>> start ENTRIES SHOWN

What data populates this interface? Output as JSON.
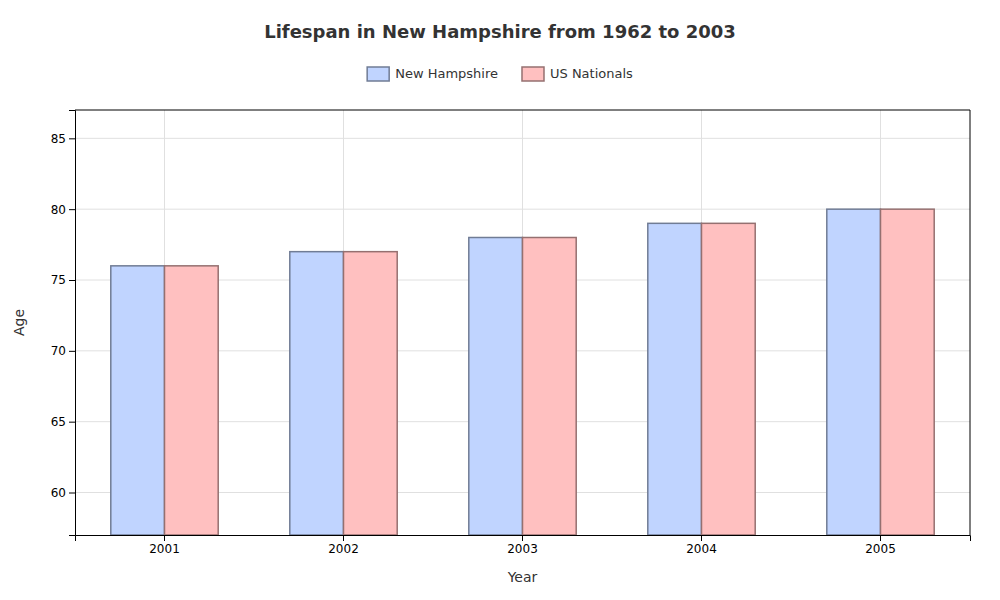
{
  "chart_data": {
    "type": "bar",
    "title": "Lifespan in New Hampshire from 1962 to 2003",
    "xlabel": "Year",
    "ylabel": "Age",
    "categories": [
      "2001",
      "2002",
      "2003",
      "2004",
      "2005"
    ],
    "series": [
      {
        "name": "New Hampshire",
        "color": "#c0d4ff",
        "values": [
          76,
          77,
          78,
          79,
          80
        ]
      },
      {
        "name": "US Nationals",
        "color": "#ffc0c0",
        "values": [
          76,
          77,
          78,
          79,
          80
        ]
      }
    ],
    "ylim": [
      57,
      87
    ],
    "yticks": [
      60,
      65,
      70,
      75,
      80,
      85
    ],
    "grid": true,
    "legend": "top"
  }
}
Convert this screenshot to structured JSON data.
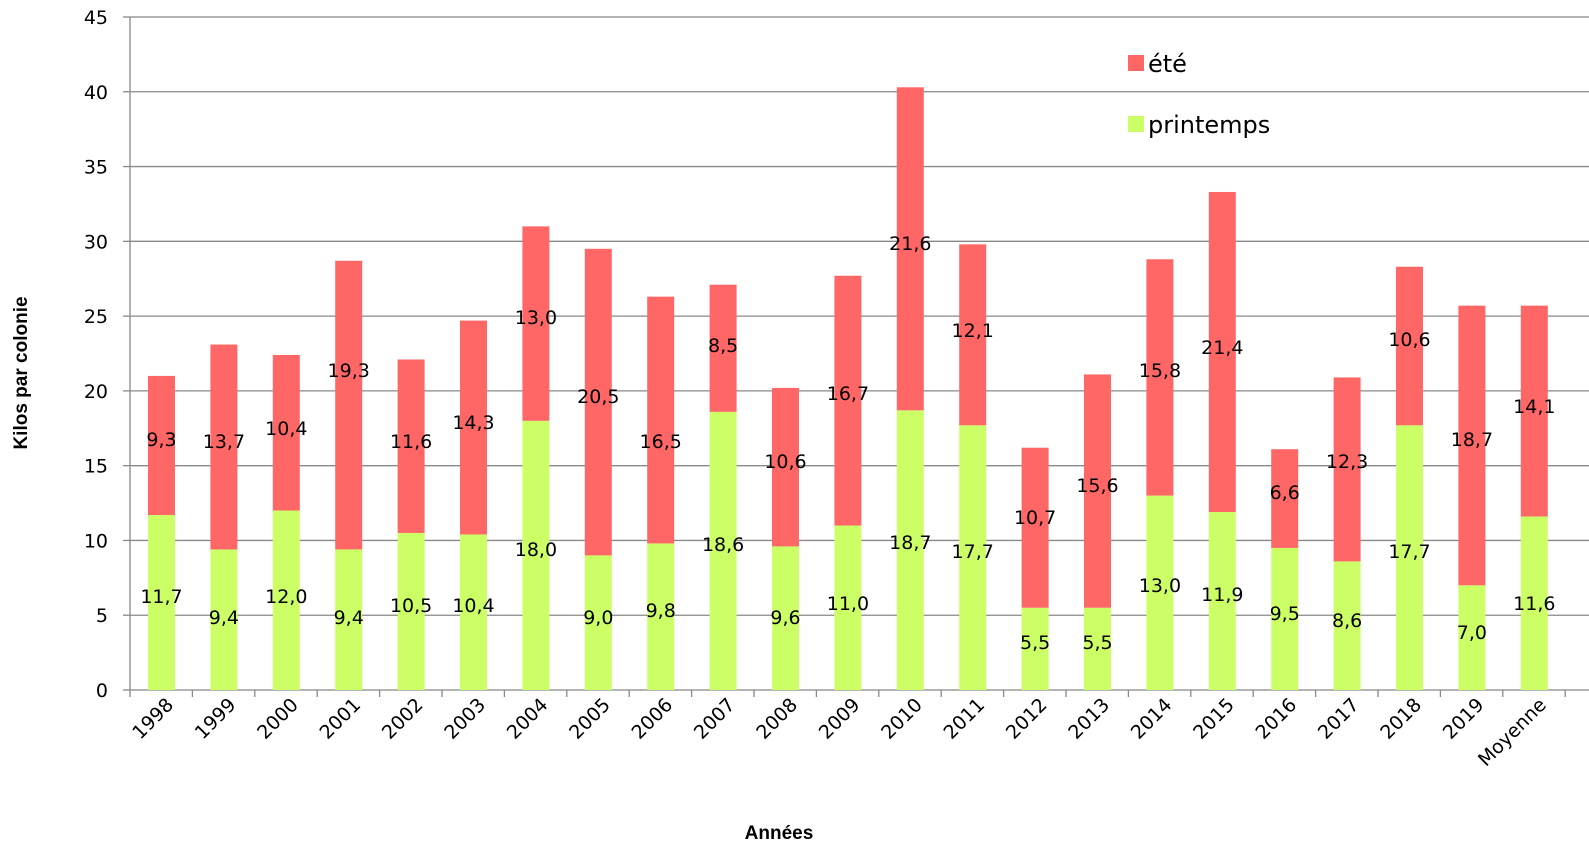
{
  "chart_data": {
    "type": "bar",
    "stacked": true,
    "categories": [
      "1998",
      "1999",
      "2000",
      "2001",
      "2002",
      "2003",
      "2004",
      "2005",
      "2006",
      "2007",
      "2008",
      "2009",
      "2010",
      "2011",
      "2012",
      "2013",
      "2014",
      "2015",
      "2016",
      "2017",
      "2018",
      "2019",
      "Moyenne"
    ],
    "series": [
      {
        "name": "printemps",
        "color": "#ccff66",
        "values": [
          11.7,
          9.4,
          12.0,
          9.4,
          10.5,
          10.4,
          18.0,
          9.0,
          9.8,
          18.6,
          9.6,
          11.0,
          18.7,
          17.7,
          5.5,
          5.5,
          13.0,
          11.9,
          9.5,
          8.6,
          17.7,
          7.0,
          11.6
        ],
        "labels": [
          "11,7",
          "9,4",
          "12,0",
          "9,4",
          "10,5",
          "10,4",
          "18,0",
          "9,0",
          "9,8",
          "18,6",
          "9,6",
          "11,0",
          "18,7",
          "17,7",
          "5,5",
          "5,5",
          "13,0",
          "11,9",
          "9,5",
          "8,6",
          "17,7",
          "7,0",
          "11,6"
        ]
      },
      {
        "name": "été",
        "color": "#ff6666",
        "values": [
          9.3,
          13.7,
          10.4,
          19.3,
          11.6,
          14.3,
          13.0,
          20.5,
          16.5,
          8.5,
          10.6,
          16.7,
          21.6,
          12.1,
          10.7,
          15.6,
          15.8,
          21.4,
          6.6,
          12.3,
          10.6,
          18.7,
          14.1
        ],
        "labels": [
          "9,3",
          "13,7",
          "10,4",
          "19,3",
          "11,6",
          "14,3",
          "13,0",
          "20,5",
          "16,5",
          "8,5",
          "10,6",
          "16,7",
          "21,6",
          "12,1",
          "10,7",
          "15,6",
          "15,8",
          "21,4",
          "6,6",
          "12,3",
          "10,6",
          "18,7",
          "14,1"
        ]
      }
    ],
    "title": "",
    "xlabel": "Années",
    "ylabel": "Kilos par colonie",
    "ylim": [
      0,
      45
    ],
    "yticks": [
      0,
      5,
      10,
      15,
      20,
      25,
      30,
      35,
      40,
      45
    ],
    "grid": true,
    "legend_position": "top-right",
    "legend_order": [
      "été",
      "printemps"
    ]
  }
}
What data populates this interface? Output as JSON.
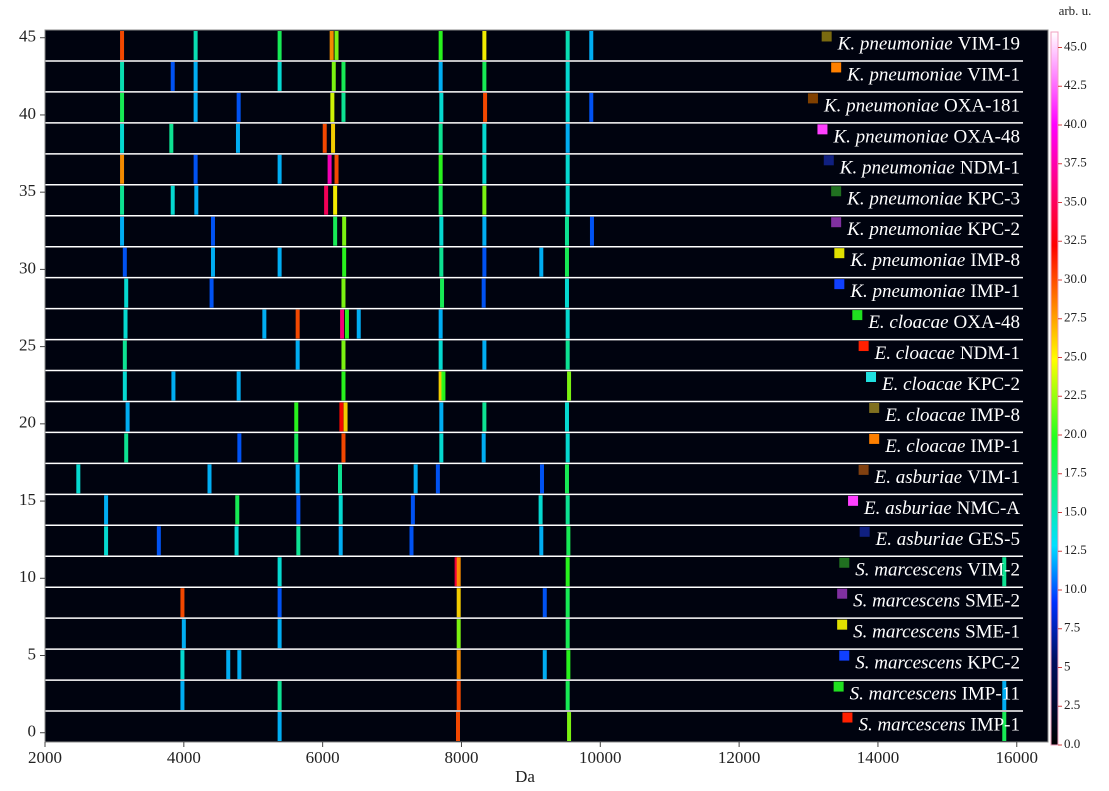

>> end ENTRIES SHOWN

> [INSTRUCTION]
Quote all of the entries word for word, omitting any pictures.

> [FINISHED ANSWER]
What data populates this interface? Output as JSON.
{
  "chart_data": {
    "type": "bar",
    "title": "Lifespan in New Hampshire from 1962 to 2003",
    "xlabel": "Year",
    "ylabel": "Age",
    "categories": [
      "2001",
      "2002",
      "2003",
      "2004",
      "2005"
    ],
    "series": [
      {
        "name": "New Hampshire",
        "color": "#c0d4ff",
        "values": [
          76,
          77,
          78,
          79,
          80
        ]
      },
      {
        "name": "US Nationals",
        "color": "#ffc0c0",
        "values": [
          76,
          77,
          78,
          79,
          80
        ]
      }
    ],
    "ylim": [
      57,
      87
    ],
    "yticks": [
      60,
      65,
      70,
      75,
      80,
      85
    ],
    "grid": true,
    "legend": "top"
  }
}
Convert this screenshot to structured JSON data.
{
  "chart_data": {
    "type": "bar",
    "stacked": true,
    "categories": [
      "1998",
      "1999",
      "2000",
      "2001",
      "2002",
      "2003",
      "2004",
      "2005",
      "2006",
      "2007",
      "2008",
      "2009",
      "2010",
      "2011",
      "2012",
      "2013",
      "2014",
      "2015",
      "2016",
      "2017",
      "2018",
      "2019",
      "Moyenne"
    ],
    "series": [
      {
        "name": "printemps",
        "color": "#ccff66",
        "values": [
          11.7,
          9.4,
          12.0,
          9.4,
          10.5,
          10.4,
          18.0,
          9.0,
          9.8,
          18.6,
          9.6,
          11.0,
          18.7,
          17.7,
          5.5,
          5.5,
          13.0,
          11.9,
          9.5,
          8.6,
          17.7,
          7.0,
          11.6
        ],
        "labels": [
          "11,7",
          "9,4",
          "12,0",
          "9,4",
          "10,5",
          "10,4",
          "18,0",
          "9,0",
          "9,8",
          "18,6",
          "9,6",
          "11,0",
          "18,7",
          "17,7",
          "5,5",
          "5,5",
          "13,0",
          "11,9",
          "9,5",
          "8,6",
          "17,7",
          "7,0",
          "11,6"
        ]
      },
      {
        "name": "été",
        "color": "#ff6666",
        "values": [
          9.3,
          13.7,
          10.4,
          19.3,
          11.6,
          14.3,
          13.0,
          20.5,
          16.5,
          8.5,
          10.6,
          16.7,
          21.6,
          12.1,
          10.7,
          15.6,
          15.8,
          21.4,
          6.6,
          12.3,
          10.6,
          18.7,
          14.1
        ],
        "labels": [
          "9,3",
          "13,7",
          "10,4",
          "19,3",
          "11,6",
          "14,3",
          "13,0",
          "20,5",
          "16,5",
          "8,5",
          "10,6",
          "16,7",
          "21,6",
          "12,1",
          "10,7",
          "15,6",
          "15,8",
          "21,4",
          "6,6",
          "12,3",
          "10,6",
          "18,7",
          "14,1"
        ]
      }
    ],
    "title": "",
    "xlabel": "Années",
    "ylabel": "Kilos par colonie",
    "ylim": [
      0,
      45
    ],
    "yticks": [
      0,
      5,
      10,
      15,
      20,
      25,
      30,
      35,
      40,
      45
    ],
    "grid": true,
    "legend_position": "top-right",
    "legend_order": [
      "été",
      "printemps"
    ]
  }
}
What data populates this interface? Output as JSON.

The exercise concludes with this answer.